• **Exercise details**:
The records below should be written out again, exactly.
▼
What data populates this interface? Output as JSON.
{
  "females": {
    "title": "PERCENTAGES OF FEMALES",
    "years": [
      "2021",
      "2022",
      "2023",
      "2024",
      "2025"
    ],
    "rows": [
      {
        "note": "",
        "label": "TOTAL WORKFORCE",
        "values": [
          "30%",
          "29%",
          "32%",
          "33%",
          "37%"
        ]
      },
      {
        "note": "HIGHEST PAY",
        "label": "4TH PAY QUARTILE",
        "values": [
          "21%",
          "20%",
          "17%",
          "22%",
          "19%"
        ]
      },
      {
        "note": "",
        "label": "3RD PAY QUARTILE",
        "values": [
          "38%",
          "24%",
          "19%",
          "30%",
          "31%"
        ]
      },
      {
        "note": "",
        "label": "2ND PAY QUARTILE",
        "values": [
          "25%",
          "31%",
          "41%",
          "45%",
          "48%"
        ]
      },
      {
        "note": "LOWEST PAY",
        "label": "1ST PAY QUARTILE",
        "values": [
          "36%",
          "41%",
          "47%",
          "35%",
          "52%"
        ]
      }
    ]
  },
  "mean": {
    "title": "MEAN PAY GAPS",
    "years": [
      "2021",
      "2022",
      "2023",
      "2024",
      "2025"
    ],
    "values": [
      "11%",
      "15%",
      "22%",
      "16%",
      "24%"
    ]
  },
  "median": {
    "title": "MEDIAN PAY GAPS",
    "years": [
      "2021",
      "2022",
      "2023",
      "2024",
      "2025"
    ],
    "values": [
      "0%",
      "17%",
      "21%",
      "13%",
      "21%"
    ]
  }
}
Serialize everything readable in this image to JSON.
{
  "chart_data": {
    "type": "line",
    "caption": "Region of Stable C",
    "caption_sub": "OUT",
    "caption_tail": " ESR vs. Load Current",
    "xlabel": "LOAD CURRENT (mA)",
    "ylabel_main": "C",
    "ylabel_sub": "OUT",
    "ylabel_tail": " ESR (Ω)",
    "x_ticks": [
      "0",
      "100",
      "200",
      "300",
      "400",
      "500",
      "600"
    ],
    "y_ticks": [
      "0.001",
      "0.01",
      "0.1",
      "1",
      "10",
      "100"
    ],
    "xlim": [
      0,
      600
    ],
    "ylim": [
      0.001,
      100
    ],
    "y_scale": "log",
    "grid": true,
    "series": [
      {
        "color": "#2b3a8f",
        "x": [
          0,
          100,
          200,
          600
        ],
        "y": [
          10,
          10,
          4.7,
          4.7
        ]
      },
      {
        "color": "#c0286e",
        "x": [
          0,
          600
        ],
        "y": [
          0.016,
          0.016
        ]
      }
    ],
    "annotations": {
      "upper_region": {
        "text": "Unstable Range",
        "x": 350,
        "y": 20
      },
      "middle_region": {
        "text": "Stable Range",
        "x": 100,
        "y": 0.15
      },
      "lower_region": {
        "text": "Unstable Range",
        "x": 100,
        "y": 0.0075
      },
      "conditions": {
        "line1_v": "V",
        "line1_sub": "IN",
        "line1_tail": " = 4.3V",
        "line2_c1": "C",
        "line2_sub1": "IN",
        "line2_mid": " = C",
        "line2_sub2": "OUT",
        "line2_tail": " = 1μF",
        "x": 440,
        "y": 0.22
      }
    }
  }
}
▲
• **Result for this exercise**:
What data populates this interface? Output as JSON.
{
  "females": {
    "title": "PERCENTAGES OF FEMALES",
    "years": [
      "2021",
      "2022",
      "2023",
      "2024",
      "2025"
    ],
    "rows": [
      {
        "note": "",
        "label": "TOTAL WORKFORCE",
        "values": [
          "30%",
          "29%",
          "32%",
          "33%",
          "37%"
        ]
      },
      {
        "note": "HIGHEST PAY",
        "label": "4TH PAY QUARTILE",
        "values": [
          "21%",
          "20%",
          "17%",
          "22%",
          "19%"
        ]
      },
      {
        "note": "",
        "label": "3RD PAY QUARTILE",
        "values": [
          "38%",
          "24%",
          "19%",
          "30%",
          "31%"
        ]
      },
      {
        "note": "",
        "label": "2ND PAY QUARTILE",
        "values": [
          "25%",
          "31%",
          "41%",
          "45%",
          "48%"
        ]
      },
      {
        "note": "LOWEST PAY",
        "label": "1ST PAY QUARTILE",
        "values": [
          "36%",
          "41%",
          "47%",
          "35%",
          "52%"
        ]
      }
    ]
  },
  "mean": {
    "title": "MEAN PAY GAPS",
    "years": [
      "2021",
      "2022",
      "2023",
      "2024",
      "2025"
    ],
    "values": [
      "11%",
      "15%",
      "22%",
      "16%",
      "24%"
    ]
  },
  "median": {
    "title": "MEDIAN PAY GAPS",
    "years": [
      "2021",
      "2022",
      "2023",
      "2024",
      "2025"
    ],
    "values": [
      "0%",
      "17%",
      "21%",
      "13%",
      "21%"
    ]
  }
}
Serialize everything readable in this image to JSON.
{
  "chart_data": {
    "type": "line",
    "caption": "Region of Stable C",
    "caption_sub": "OUT",
    "caption_tail": " ESR vs. Load Current",
    "xlabel": "LOAD CURRENT (mA)",
    "ylabel_main": "C",
    "ylabel_sub": "OUT",
    "ylabel_tail": " ESR (Ω)",
    "x_ticks": [
      "0",
      "100",
      "200",
      "300",
      "400",
      "500",
      "600"
    ],
    "y_ticks": [
      "0.001",
      "0.01",
      "0.1",
      "1",
      "10",
      "100"
    ],
    "xlim": [
      0,
      600
    ],
    "ylim": [
      0.001,
      100
    ],
    "y_scale": "log",
    "grid": true,
    "series": [
      {
        "color": "#2b3a8f",
        "x": [
          0,
          100,
          200,
          600
        ],
        "y": [
          10,
          10,
          4.7,
          4.7
        ]
      },
      {
        "color": "#c0286e",
        "x": [
          0,
          600
        ],
        "y": [
          0.016,
          0.016
        ]
      }
    ],
    "annotations": {
      "upper_region": {
        "text": "Unstable Range",
        "x": 350,
        "y": 20
      },
      "middle_region": {
        "text": "Stable Range",
        "x": 100,
        "y": 0.15
      },
      "lower_region": {
        "text": "Unstable Range",
        "x": 100,
        "y": 0.0075
      },
      "conditions": {
        "line1_v": "V",
        "line1_sub": "IN",
        "line1_tail": " = 4.3V",
        "line2_c1": "C",
        "line2_sub1": "IN",
        "line2_mid": " = C",
        "line2_sub2": "OUT",
        "line2_tail": " = 1μF",
        "x": 440,
        "y": 0.22
      }
    }
  }
}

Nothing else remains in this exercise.